→ **Request**: The entries below should be quoted exactly, with no pictures carried over.

>> start

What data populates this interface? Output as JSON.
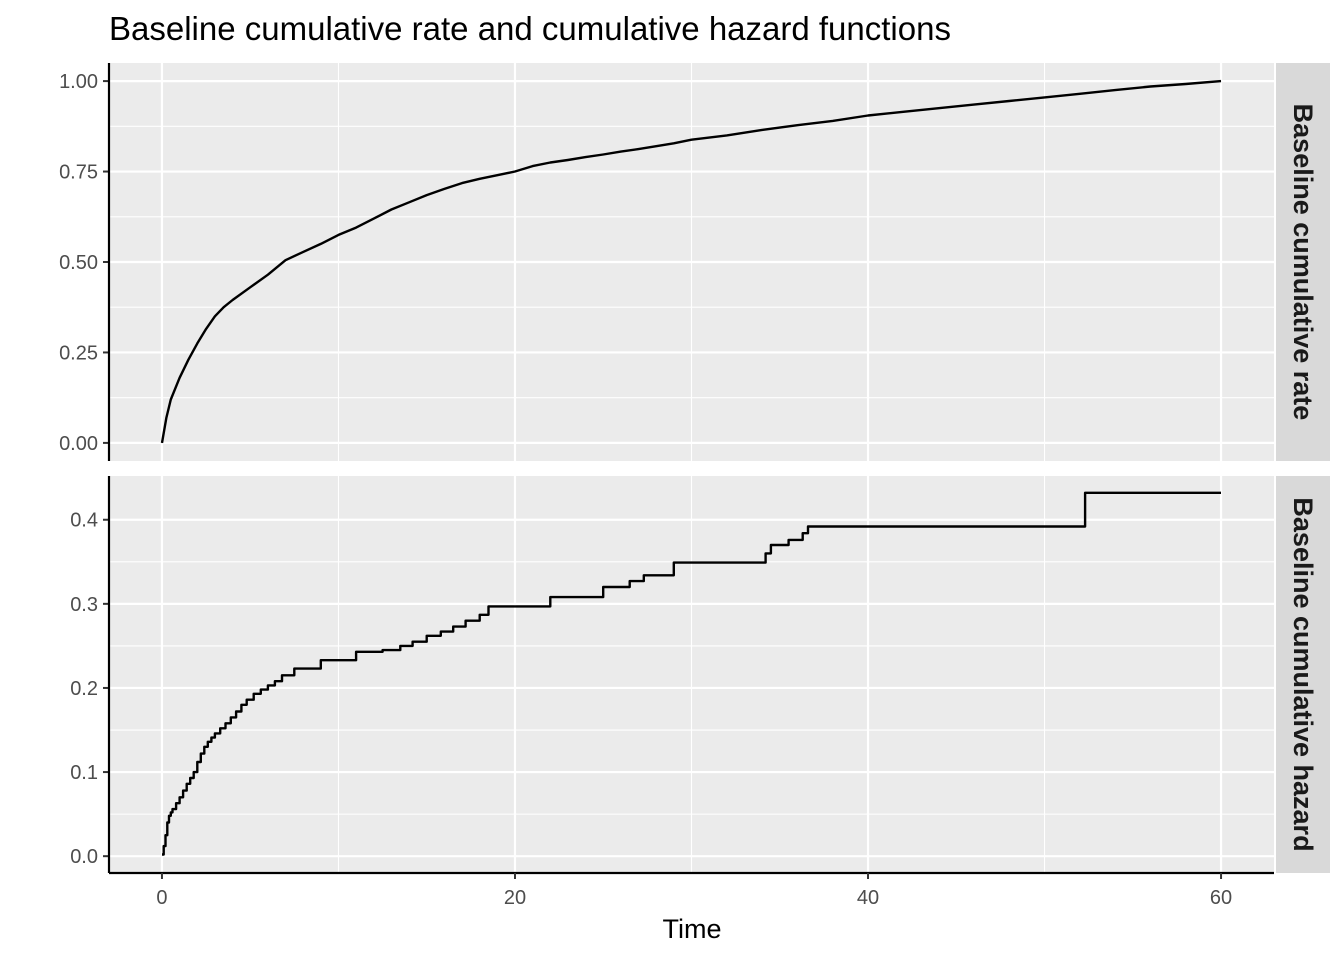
{
  "chart_data": {
    "type": "line",
    "title": "Baseline cumulative rate and cumulative hazard functions",
    "xlabel": "Time",
    "ylabel": "",
    "xlim": [
      -3,
      63
    ],
    "x_ticks": [
      0,
      20,
      40,
      60
    ],
    "x_tick_labels": [
      "0",
      "20",
      "40",
      "60"
    ],
    "grid": true,
    "panels": [
      {
        "strip_label": "Baseline cumulative rate",
        "ylim": [
          -0.05,
          1.05
        ],
        "y_ticks": [
          0,
          0.25,
          0.5,
          0.75,
          1.0
        ],
        "y_tick_labels": [
          "0.00",
          "0.25",
          "0.50",
          "0.75",
          "1.00"
        ],
        "step": false,
        "series": [
          {
            "x": [
              0,
              0.25,
              0.5,
              1,
              1.5,
              2,
              2.5,
              3,
              3.5,
              4,
              5,
              6,
              7,
              8,
              9,
              10,
              11,
              12,
              13,
              14,
              15,
              16,
              17,
              18,
              19,
              20,
              21,
              22,
              23,
              24,
              25,
              26,
              27,
              28,
              29,
              30,
              32,
              34,
              36,
              38,
              40,
              42,
              44,
              46,
              48,
              50,
              52,
              54,
              56,
              58,
              60
            ],
            "y": [
              0,
              0.07,
              0.12,
              0.18,
              0.23,
              0.275,
              0.315,
              0.35,
              0.375,
              0.395,
              0.43,
              0.465,
              0.505,
              0.528,
              0.55,
              0.575,
              0.595,
              0.62,
              0.645,
              0.665,
              0.685,
              0.702,
              0.718,
              0.73,
              0.74,
              0.75,
              0.765,
              0.775,
              0.782,
              0.79,
              0.797,
              0.805,
              0.812,
              0.82,
              0.828,
              0.838,
              0.85,
              0.865,
              0.878,
              0.89,
              0.905,
              0.915,
              0.925,
              0.935,
              0.945,
              0.955,
              0.965,
              0.975,
              0.985,
              0.992,
              1.0
            ]
          }
        ]
      },
      {
        "strip_label": "Baseline cumulative hazard",
        "ylim": [
          -0.02,
          0.452
        ],
        "y_ticks": [
          0,
          0.1,
          0.2,
          0.3,
          0.4
        ],
        "y_tick_labels": [
          "0.0",
          "0.1",
          "0.2",
          "0.3",
          "0.4"
        ],
        "step": true,
        "series": [
          {
            "x": [
              0,
              0.1,
              0.2,
              0.3,
              0.4,
              0.5,
              0.6,
              0.8,
              1.0,
              1.2,
              1.4,
              1.6,
              1.8,
              2.0,
              2.2,
              2.4,
              2.6,
              2.8,
              3.0,
              3.3,
              3.6,
              3.9,
              4.2,
              4.5,
              4.8,
              5.2,
              5.6,
              6.0,
              6.4,
              6.8,
              7.5,
              9.0,
              11.0,
              12.5,
              13.5,
              14.2,
              15.0,
              15.8,
              16.5,
              17.2,
              18.0,
              18.5,
              22.0,
              25.0,
              26.5,
              27.3,
              29.0,
              34.2,
              34.5,
              35.5,
              36.3,
              36.6,
              52.3,
              60.0
            ],
            "y": [
              0.002,
              0.012,
              0.025,
              0.04,
              0.048,
              0.052,
              0.056,
              0.063,
              0.07,
              0.078,
              0.086,
              0.093,
              0.1,
              0.112,
              0.122,
              0.13,
              0.136,
              0.141,
              0.146,
              0.152,
              0.158,
              0.165,
              0.172,
              0.18,
              0.186,
              0.193,
              0.198,
              0.203,
              0.208,
              0.215,
              0.223,
              0.233,
              0.243,
              0.245,
              0.25,
              0.255,
              0.262,
              0.267,
              0.273,
              0.28,
              0.287,
              0.297,
              0.308,
              0.32,
              0.327,
              0.334,
              0.349,
              0.36,
              0.37,
              0.376,
              0.384,
              0.392,
              0.432,
              0.432
            ]
          }
        ]
      }
    ]
  },
  "colors": {
    "panel_bg": "#ebebeb",
    "grid": "#ffffff",
    "line": "#000000",
    "strip_bg": "#d9d9d9",
    "tick_text": "#4d4d4d"
  }
}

>> end

→ **Answer for this exercise**:
What data populates this interface? Output as JSON.
{
  "chart_data": {
    "type": "line",
    "title": "Baseline cumulative rate and cumulative hazard functions",
    "xlabel": "Time",
    "ylabel": "",
    "xlim": [
      -3,
      63
    ],
    "x_ticks": [
      0,
      20,
      40,
      60
    ],
    "x_tick_labels": [
      "0",
      "20",
      "40",
      "60"
    ],
    "grid": true,
    "panels": [
      {
        "strip_label": "Baseline cumulative rate",
        "ylim": [
          -0.05,
          1.05
        ],
        "y_ticks": [
          0,
          0.25,
          0.5,
          0.75,
          1.0
        ],
        "y_tick_labels": [
          "0.00",
          "0.25",
          "0.50",
          "0.75",
          "1.00"
        ],
        "step": false,
        "series": [
          {
            "x": [
              0,
              0.25,
              0.5,
              1,
              1.5,
              2,
              2.5,
              3,
              3.5,
              4,
              5,
              6,
              7,
              8,
              9,
              10,
              11,
              12,
              13,
              14,
              15,
              16,
              17,
              18,
              19,
              20,
              21,
              22,
              23,
              24,
              25,
              26,
              27,
              28,
              29,
              30,
              32,
              34,
              36,
              38,
              40,
              42,
              44,
              46,
              48,
              50,
              52,
              54,
              56,
              58,
              60
            ],
            "y": [
              0,
              0.07,
              0.12,
              0.18,
              0.23,
              0.275,
              0.315,
              0.35,
              0.375,
              0.395,
              0.43,
              0.465,
              0.505,
              0.528,
              0.55,
              0.575,
              0.595,
              0.62,
              0.645,
              0.665,
              0.685,
              0.702,
              0.718,
              0.73,
              0.74,
              0.75,
              0.765,
              0.775,
              0.782,
              0.79,
              0.797,
              0.805,
              0.812,
              0.82,
              0.828,
              0.838,
              0.85,
              0.865,
              0.878,
              0.89,
              0.905,
              0.915,
              0.925,
              0.935,
              0.945,
              0.955,
              0.965,
              0.975,
              0.985,
              0.992,
              1.0
            ]
          }
        ]
      },
      {
        "strip_label": "Baseline cumulative hazard",
        "ylim": [
          -0.02,
          0.452
        ],
        "y_ticks": [
          0,
          0.1,
          0.2,
          0.3,
          0.4
        ],
        "y_tick_labels": [
          "0.0",
          "0.1",
          "0.2",
          "0.3",
          "0.4"
        ],
        "step": true,
        "series": [
          {
            "x": [
              0,
              0.1,
              0.2,
              0.3,
              0.4,
              0.5,
              0.6,
              0.8,
              1.0,
              1.2,
              1.4,
              1.6,
              1.8,
              2.0,
              2.2,
              2.4,
              2.6,
              2.8,
              3.0,
              3.3,
              3.6,
              3.9,
              4.2,
              4.5,
              4.8,
              5.2,
              5.6,
              6.0,
              6.4,
              6.8,
              7.5,
              9.0,
              11.0,
              12.5,
              13.5,
              14.2,
              15.0,
              15.8,
              16.5,
              17.2,
              18.0,
              18.5,
              22.0,
              25.0,
              26.5,
              27.3,
              29.0,
              34.2,
              34.5,
              35.5,
              36.3,
              36.6,
              52.3,
              60.0
            ],
            "y": [
              0.002,
              0.012,
              0.025,
              0.04,
              0.048,
              0.052,
              0.056,
              0.063,
              0.07,
              0.078,
              0.086,
              0.093,
              0.1,
              0.112,
              0.122,
              0.13,
              0.136,
              0.141,
              0.146,
              0.152,
              0.158,
              0.165,
              0.172,
              0.18,
              0.186,
              0.193,
              0.198,
              0.203,
              0.208,
              0.215,
              0.223,
              0.233,
              0.243,
              0.245,
              0.25,
              0.255,
              0.262,
              0.267,
              0.273,
              0.28,
              0.287,
              0.297,
              0.308,
              0.32,
              0.327,
              0.334,
              0.349,
              0.36,
              0.37,
              0.376,
              0.384,
              0.392,
              0.432,
              0.432
            ]
          }
        ]
      }
    ]
  },
  "colors": {
    "panel_bg": "#ebebeb",
    "grid": "#ffffff",
    "line": "#000000",
    "strip_bg": "#d9d9d9",
    "tick_text": "#4d4d4d"
  }
}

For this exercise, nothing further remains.